### Instructions for the task
Reproduce the complete listing without any deviation.

(Dataset entries)
● ● ● ● ● ● ●

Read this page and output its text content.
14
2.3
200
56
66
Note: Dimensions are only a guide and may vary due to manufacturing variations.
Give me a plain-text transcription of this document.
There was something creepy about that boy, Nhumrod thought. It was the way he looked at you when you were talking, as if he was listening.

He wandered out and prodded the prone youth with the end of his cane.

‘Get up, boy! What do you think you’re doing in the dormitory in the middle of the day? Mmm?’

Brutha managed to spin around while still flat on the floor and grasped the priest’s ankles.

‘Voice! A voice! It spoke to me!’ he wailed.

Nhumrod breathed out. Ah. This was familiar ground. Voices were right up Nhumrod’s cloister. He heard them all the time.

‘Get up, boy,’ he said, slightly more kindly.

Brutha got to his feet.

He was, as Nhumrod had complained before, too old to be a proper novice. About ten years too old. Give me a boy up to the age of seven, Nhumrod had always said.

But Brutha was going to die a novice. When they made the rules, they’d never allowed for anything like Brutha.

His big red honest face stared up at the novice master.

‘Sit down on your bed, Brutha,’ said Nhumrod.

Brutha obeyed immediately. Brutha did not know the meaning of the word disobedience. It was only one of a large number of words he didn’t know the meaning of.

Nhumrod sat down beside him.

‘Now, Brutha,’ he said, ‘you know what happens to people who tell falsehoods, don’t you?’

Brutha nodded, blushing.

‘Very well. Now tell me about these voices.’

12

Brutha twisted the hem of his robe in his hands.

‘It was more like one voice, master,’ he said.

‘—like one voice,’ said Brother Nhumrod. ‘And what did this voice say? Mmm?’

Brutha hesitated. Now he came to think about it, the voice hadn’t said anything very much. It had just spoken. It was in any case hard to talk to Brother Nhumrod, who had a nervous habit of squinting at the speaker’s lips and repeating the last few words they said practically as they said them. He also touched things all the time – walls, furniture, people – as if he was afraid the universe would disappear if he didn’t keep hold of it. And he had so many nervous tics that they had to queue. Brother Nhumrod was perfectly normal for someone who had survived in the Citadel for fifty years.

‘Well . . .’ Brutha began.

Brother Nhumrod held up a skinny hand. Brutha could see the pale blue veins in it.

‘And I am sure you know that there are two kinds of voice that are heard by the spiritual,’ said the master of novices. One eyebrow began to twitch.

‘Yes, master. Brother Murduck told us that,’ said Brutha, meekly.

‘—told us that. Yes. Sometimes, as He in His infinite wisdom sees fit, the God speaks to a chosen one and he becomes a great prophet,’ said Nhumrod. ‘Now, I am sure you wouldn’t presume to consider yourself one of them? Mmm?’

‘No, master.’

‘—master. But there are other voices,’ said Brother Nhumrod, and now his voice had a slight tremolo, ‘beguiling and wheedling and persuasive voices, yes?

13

● ● ● ● ● ● ●

### Output for this exercise
Read this page and output its text content.
14
2.3
200
56
66
Note: Dimensions are only a guide and may vary due to manufacturing variations.
Give me a plain-text transcription of this document.
There was something creepy about that boy, Nhumrod thought. It was the way he looked at you when you were talking, as if he was listening.

He wandered out and prodded the prone youth with the end of his cane.

‘Get up, boy! What do you think you’re doing in the dormitory in the middle of the day? Mmm?’

Brutha managed to spin around while still flat on the floor and grasped the priest’s ankles.

‘Voice! A voice! It spoke to me!’ he wailed.

Nhumrod breathed out. Ah. This was familiar ground. Voices were right up Nhumrod’s cloister. He heard them all the time.

‘Get up, boy,’ he said, slightly more kindly.

Brutha got to his feet.

He was, as Nhumrod had complained before, too old to be a proper novice. About ten years too old. Give me a boy up to the age of seven, Nhumrod had always said.

But Brutha was going to die a novice. When they made the rules, they’d never allowed for anything like Brutha.

His big red honest face stared up at the novice master.

‘Sit down on your bed, Brutha,’ said Nhumrod.

Brutha obeyed immediately. Brutha did not know the meaning of the word disobedience. It was only one of a large number of words he didn’t know the meaning of.

Nhumrod sat down beside him.

‘Now, Brutha,’ he said, ‘you know what happens to people who tell falsehoods, don’t you?’

Brutha nodded, blushing.

‘Very well. Now tell me about these voices.’

12

Brutha twisted the hem of his robe in his hands.

‘It was more like one voice, master,’ he said.

‘—like one voice,’ said Brother Nhumrod. ‘And what did this voice say? Mmm?’

Brutha hesitated. Now he came to think about it, the voice hadn’t said anything very much. It had just spoken. It was in any case hard to talk to Brother Nhumrod, who had a nervous habit of squinting at the speaker’s lips and repeating the last few words they said practically as they said them. He also touched things all the time – walls, furniture, people – as if he was afraid the universe would disappear if he didn’t keep hold of it. And he had so many nervous tics that they had to queue. Brother Nhumrod was perfectly normal for someone who had survived in the Citadel for fifty years.

‘Well . . .’ Brutha began.

Brother Nhumrod held up a skinny hand. Brutha could see the pale blue veins in it.

‘And I am sure you know that there are two kinds of voice that are heard by the spiritual,’ said the master of novices. One eyebrow began to twitch.

‘Yes, master. Brother Murduck told us that,’ said Brutha, meekly.

‘—told us that. Yes. Sometimes, as He in His infinite wisdom sees fit, the God speaks to a chosen one and he becomes a great prophet,’ said Nhumrod. ‘Now, I am sure you wouldn’t presume to consider yourself one of them? Mmm?’

‘No, master.’

‘—master. But there are other voices,’ said Brother Nhumrod, and now his voice had a slight tremolo, ‘beguiling and wheedling and persuasive voices, yes?

13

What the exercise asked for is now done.